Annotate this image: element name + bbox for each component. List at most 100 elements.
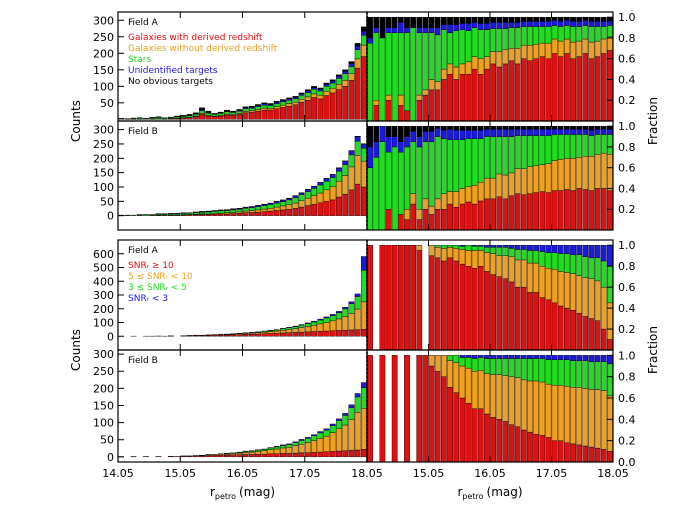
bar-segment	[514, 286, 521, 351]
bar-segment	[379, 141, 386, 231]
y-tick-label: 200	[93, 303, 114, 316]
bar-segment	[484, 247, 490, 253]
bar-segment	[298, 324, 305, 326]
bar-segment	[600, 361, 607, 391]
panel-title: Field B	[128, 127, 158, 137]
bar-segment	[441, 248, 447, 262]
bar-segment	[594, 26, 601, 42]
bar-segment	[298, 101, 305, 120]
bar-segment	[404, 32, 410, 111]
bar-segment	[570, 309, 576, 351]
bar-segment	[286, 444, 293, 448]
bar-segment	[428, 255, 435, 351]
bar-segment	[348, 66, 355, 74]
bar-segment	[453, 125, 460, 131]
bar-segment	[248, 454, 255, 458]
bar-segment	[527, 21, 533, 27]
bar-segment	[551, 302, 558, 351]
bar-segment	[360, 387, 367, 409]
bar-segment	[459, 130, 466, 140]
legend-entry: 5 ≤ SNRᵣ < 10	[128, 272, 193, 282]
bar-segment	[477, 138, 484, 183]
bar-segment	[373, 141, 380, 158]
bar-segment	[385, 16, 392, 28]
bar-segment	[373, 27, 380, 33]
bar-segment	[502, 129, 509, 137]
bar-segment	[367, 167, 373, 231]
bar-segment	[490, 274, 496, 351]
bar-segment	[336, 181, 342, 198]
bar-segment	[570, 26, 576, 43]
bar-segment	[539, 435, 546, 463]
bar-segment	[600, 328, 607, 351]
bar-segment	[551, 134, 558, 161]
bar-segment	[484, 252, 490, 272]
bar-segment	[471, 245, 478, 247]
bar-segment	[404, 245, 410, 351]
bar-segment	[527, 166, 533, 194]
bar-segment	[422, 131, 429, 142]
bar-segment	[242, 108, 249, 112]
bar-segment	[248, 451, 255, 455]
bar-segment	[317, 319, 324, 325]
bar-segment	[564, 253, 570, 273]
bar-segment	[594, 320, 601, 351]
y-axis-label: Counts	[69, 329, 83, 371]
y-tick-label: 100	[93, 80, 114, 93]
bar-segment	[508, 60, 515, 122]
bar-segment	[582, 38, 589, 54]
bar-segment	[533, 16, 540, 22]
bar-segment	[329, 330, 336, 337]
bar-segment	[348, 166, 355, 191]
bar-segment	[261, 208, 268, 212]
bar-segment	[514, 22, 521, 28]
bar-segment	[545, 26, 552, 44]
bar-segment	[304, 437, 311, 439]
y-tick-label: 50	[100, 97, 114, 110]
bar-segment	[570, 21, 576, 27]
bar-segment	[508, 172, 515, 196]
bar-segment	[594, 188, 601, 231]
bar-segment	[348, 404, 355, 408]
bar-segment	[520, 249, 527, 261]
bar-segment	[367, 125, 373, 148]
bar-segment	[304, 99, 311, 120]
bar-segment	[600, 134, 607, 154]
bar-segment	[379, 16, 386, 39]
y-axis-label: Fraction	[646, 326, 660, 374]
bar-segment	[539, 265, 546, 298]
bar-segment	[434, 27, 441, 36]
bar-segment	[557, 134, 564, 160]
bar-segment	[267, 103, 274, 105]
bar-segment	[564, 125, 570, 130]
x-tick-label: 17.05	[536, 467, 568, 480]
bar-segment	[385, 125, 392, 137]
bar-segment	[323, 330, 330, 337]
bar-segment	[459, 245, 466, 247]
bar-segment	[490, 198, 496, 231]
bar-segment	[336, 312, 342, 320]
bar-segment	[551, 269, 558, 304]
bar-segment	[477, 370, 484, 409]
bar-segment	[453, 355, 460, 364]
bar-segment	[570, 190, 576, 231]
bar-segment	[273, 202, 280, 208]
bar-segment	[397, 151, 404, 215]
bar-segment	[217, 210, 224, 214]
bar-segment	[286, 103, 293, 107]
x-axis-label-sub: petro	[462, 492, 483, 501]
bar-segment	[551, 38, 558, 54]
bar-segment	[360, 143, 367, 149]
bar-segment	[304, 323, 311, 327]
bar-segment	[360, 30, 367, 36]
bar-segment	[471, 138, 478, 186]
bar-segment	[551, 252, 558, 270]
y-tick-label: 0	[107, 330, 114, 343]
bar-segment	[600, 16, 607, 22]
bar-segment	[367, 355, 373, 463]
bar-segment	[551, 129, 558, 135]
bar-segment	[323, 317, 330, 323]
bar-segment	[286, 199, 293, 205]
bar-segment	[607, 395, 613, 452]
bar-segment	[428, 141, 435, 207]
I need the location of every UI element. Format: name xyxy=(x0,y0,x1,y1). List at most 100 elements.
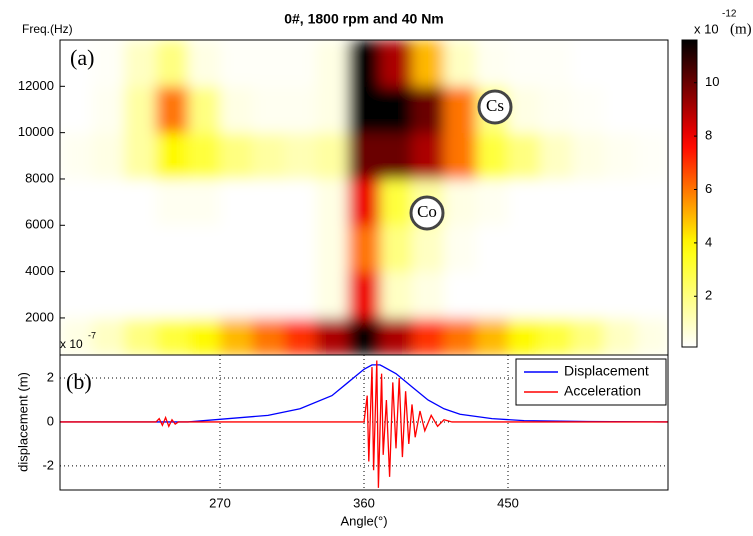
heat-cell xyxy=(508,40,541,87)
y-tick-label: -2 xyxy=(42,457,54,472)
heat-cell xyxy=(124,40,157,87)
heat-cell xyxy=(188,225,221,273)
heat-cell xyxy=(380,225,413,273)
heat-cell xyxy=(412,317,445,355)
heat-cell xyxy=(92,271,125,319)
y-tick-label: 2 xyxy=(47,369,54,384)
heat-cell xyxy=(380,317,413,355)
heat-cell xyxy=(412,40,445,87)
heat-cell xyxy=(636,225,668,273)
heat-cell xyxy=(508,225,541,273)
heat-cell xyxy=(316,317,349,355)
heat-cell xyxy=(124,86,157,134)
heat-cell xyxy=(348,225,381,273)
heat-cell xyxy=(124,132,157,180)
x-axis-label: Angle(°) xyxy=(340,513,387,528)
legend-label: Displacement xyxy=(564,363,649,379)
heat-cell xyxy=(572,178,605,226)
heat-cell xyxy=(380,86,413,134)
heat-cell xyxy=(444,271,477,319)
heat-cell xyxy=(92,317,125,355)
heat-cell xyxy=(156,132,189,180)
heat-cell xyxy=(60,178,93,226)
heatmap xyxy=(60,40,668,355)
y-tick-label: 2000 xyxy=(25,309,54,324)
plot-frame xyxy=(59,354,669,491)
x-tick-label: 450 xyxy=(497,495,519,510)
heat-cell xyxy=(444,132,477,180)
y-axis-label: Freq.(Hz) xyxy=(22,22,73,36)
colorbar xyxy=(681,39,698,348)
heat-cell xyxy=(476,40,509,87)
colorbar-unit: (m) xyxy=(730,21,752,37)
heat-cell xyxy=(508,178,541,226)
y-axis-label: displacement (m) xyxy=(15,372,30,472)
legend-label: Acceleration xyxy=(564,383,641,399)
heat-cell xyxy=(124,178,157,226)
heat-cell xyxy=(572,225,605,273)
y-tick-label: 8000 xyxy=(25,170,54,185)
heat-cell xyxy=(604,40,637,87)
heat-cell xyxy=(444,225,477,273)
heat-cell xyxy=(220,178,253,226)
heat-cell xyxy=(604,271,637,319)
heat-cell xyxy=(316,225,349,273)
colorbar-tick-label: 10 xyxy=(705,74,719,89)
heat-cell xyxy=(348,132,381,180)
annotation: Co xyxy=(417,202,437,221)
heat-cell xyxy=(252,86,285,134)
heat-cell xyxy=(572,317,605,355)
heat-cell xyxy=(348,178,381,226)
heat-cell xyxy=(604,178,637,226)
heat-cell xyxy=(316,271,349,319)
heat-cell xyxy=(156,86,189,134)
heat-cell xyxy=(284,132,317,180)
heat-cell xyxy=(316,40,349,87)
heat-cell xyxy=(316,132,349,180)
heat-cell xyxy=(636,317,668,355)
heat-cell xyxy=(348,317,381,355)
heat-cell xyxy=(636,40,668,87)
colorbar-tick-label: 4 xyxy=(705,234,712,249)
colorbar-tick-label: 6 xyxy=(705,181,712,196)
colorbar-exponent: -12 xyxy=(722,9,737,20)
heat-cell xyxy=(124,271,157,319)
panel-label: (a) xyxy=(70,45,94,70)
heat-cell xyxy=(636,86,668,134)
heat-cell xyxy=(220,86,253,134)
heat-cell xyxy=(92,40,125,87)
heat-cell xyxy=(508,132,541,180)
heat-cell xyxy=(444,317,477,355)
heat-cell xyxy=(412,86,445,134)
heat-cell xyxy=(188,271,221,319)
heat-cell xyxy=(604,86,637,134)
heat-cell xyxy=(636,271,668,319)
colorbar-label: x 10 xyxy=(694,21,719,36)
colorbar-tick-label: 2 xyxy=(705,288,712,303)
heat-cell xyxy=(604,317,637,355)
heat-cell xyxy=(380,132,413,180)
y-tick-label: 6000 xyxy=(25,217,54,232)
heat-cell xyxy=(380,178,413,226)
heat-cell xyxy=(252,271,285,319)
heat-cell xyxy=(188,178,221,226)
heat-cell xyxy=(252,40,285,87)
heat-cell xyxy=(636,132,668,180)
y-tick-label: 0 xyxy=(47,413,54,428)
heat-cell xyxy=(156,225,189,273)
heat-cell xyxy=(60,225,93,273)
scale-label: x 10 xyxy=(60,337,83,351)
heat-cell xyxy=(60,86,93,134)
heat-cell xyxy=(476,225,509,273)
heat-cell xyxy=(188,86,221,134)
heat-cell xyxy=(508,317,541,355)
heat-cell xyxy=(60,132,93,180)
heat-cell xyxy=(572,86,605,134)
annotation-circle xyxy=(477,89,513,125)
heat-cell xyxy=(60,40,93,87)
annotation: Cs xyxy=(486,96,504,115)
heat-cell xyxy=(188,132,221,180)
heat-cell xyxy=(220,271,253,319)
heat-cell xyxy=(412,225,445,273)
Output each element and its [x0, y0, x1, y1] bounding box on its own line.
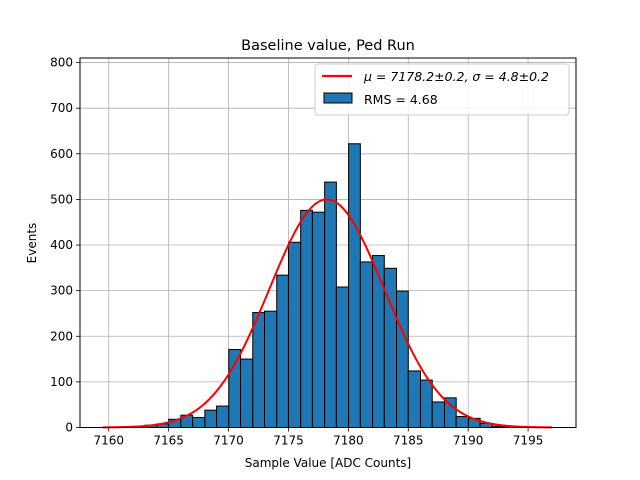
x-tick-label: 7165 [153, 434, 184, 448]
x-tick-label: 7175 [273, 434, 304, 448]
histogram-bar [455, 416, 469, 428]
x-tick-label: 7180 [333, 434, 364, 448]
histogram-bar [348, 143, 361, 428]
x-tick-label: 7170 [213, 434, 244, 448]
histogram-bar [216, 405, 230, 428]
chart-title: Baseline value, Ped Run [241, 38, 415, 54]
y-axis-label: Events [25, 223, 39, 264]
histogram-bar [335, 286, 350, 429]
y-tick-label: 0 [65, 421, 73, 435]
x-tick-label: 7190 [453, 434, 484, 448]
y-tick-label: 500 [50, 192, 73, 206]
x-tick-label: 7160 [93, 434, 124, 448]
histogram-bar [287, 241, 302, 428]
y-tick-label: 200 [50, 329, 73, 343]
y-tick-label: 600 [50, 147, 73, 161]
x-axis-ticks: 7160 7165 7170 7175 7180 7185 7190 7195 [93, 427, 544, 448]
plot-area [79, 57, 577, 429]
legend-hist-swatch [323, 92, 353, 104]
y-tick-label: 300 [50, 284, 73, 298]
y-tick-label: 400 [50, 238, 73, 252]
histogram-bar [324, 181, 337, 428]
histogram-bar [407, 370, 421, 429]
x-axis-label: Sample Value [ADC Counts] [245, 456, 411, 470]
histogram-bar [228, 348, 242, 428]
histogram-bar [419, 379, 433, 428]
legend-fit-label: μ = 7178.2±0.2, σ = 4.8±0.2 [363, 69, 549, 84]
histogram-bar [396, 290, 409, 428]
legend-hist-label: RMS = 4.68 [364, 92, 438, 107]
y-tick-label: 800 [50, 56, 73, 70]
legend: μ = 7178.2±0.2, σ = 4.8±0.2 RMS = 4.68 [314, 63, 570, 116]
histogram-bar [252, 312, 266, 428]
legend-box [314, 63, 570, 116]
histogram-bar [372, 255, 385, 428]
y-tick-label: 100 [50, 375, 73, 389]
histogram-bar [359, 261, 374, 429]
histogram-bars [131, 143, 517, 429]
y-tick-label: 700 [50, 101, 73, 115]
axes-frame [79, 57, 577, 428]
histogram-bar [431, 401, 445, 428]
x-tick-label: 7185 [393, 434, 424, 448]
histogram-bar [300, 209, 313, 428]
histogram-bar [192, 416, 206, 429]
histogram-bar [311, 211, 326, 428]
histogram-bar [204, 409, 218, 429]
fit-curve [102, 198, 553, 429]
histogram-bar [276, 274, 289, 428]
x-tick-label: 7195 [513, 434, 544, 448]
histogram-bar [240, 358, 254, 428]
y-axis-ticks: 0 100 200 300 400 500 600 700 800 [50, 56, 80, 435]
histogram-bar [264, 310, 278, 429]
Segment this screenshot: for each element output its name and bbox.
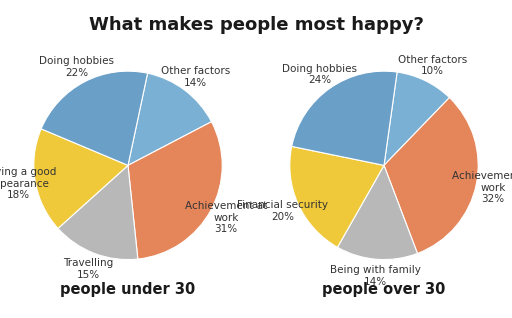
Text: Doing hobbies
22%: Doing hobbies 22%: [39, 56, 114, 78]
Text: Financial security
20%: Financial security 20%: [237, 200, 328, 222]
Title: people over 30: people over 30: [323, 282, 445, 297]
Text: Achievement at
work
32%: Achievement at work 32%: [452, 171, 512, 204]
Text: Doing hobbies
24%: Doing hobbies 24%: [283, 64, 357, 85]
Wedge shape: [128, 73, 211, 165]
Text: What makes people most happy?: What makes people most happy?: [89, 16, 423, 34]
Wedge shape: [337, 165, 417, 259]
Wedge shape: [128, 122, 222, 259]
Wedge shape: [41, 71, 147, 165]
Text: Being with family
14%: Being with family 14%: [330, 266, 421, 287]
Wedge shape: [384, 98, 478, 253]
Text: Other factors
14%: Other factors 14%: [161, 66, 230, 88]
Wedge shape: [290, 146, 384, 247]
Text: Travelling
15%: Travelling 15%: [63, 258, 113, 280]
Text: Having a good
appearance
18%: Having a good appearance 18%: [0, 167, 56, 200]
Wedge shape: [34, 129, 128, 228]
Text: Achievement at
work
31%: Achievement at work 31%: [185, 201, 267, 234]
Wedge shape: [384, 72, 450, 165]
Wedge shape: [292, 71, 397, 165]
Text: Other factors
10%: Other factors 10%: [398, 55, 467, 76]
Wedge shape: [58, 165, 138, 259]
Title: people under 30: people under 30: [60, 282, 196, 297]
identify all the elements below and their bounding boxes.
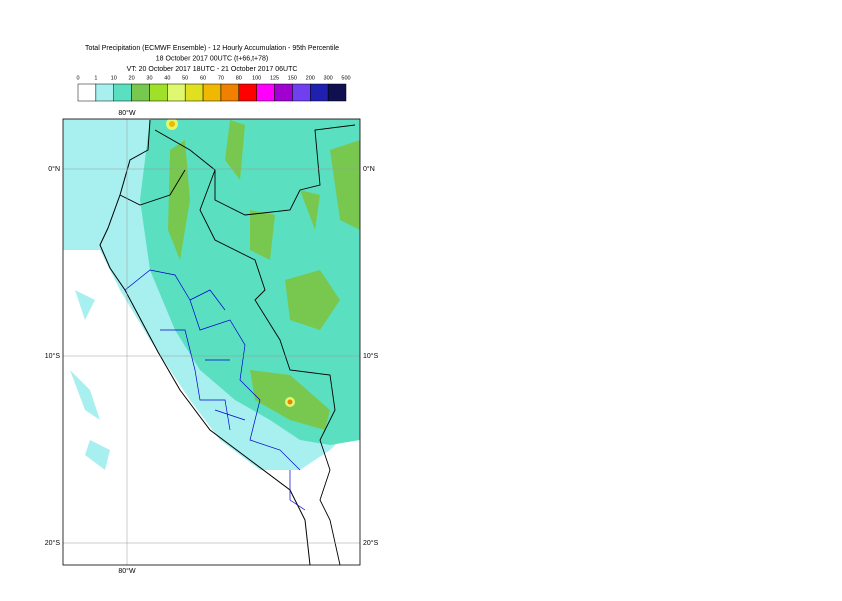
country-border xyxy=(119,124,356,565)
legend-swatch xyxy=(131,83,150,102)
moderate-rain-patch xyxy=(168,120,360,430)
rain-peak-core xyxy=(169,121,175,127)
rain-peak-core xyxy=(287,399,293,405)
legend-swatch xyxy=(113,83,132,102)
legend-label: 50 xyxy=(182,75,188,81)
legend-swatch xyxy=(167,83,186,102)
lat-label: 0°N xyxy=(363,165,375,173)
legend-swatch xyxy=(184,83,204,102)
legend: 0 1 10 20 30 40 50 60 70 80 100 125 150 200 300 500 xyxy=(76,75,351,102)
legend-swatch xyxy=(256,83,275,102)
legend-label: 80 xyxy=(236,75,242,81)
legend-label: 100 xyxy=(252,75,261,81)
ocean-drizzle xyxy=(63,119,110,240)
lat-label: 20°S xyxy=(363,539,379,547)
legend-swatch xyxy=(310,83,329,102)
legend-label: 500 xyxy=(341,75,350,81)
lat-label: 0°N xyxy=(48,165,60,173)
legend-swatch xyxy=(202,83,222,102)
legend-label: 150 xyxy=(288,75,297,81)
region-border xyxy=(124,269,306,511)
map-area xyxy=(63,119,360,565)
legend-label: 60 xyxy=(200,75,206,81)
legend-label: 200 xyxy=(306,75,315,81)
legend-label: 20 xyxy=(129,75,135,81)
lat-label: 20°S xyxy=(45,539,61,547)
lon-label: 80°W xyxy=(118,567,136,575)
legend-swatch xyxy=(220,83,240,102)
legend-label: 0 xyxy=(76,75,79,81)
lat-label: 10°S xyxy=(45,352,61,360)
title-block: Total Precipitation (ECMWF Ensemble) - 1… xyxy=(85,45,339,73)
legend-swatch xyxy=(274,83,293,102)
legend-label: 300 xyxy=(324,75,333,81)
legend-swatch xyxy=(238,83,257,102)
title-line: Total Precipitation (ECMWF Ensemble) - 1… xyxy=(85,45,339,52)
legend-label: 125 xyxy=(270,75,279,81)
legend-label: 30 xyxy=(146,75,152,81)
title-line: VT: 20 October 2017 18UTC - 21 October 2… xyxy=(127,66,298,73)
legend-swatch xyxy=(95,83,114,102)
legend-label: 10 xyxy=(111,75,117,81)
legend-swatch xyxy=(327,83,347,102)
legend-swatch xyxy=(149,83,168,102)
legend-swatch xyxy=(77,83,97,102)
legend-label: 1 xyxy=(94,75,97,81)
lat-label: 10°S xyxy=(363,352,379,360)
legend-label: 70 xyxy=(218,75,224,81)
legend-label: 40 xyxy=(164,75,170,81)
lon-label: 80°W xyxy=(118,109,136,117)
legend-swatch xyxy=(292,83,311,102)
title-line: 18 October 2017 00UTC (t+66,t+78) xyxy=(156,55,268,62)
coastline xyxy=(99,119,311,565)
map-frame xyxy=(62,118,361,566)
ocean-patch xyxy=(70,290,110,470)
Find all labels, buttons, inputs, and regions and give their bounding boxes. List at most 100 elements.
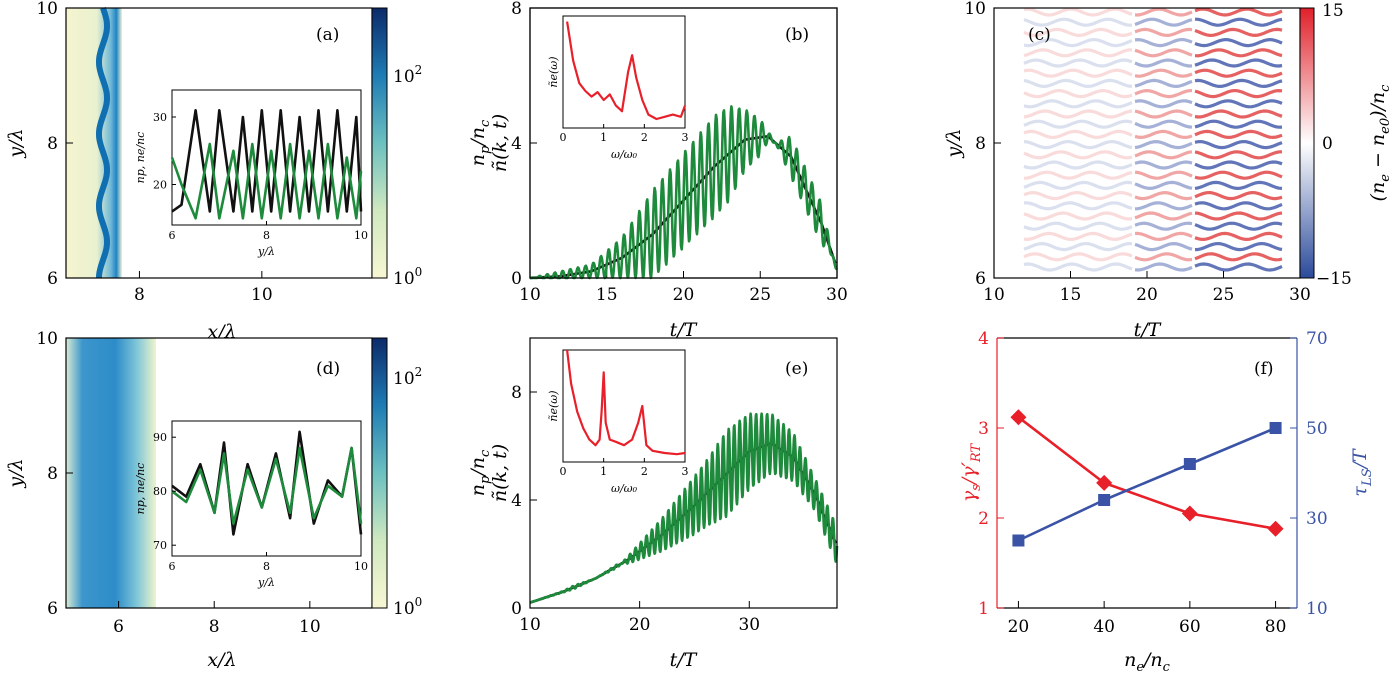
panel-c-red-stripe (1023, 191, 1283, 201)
※ ※ ※
• Exercise description: List every line in the records that contains the string "patch".

• The reply:
moderate-rain-patch xyxy=(168,120,360,430)
ocean-patch xyxy=(70,290,110,470)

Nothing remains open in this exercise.